**TASK GOAL:** Within the records below, find each line that holds the string "business", then copy it.
::::::::::
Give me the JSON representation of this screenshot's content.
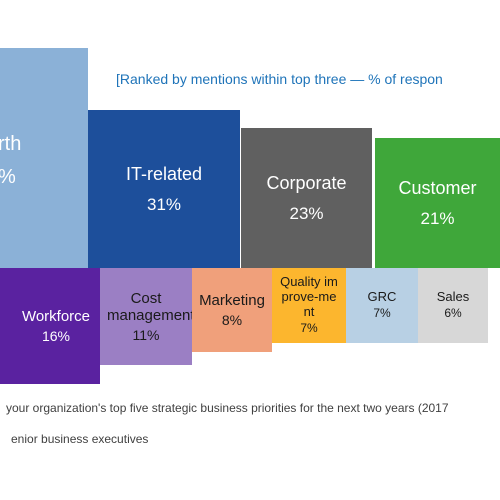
{
  "chart_data": {
    "type": "bar",
    "subtitle": "[Ranked by mentions within top three — % of respon",
    "categories": [
      "rth",
      "IT-related",
      "Corporate",
      "Customer",
      "Workforce",
      "Cost management",
      "Marketing",
      "Quality improve-ment",
      "GRC",
      "Sales"
    ],
    "series": [
      {
        "values": [
          "%",
          "31%",
          "23%",
          "21%",
          "16%",
          "11%",
          "8%",
          "7%",
          "7%",
          "6%"
        ]
      }
    ],
    "colors": [
      "#8bb1d7",
      "#1d4f9b",
      "#606060",
      "#3fa73a",
      "#5a22a0",
      "#9b7fc4",
      "#f0a07b",
      "#fcb62e",
      "#b8d0e4",
      "#d7d7d7"
    ],
    "footnote_question": "your organization's top five strategic business priorities for the next two years (2017",
    "footnote_base": "enior business executives"
  }
}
::::::::::
**ANSWER TO THE EXERCISE:**
    "footnote_question": "your organization's top five strategic business priorities for the next two years (2017",
    "footnote_base": "enior business executives"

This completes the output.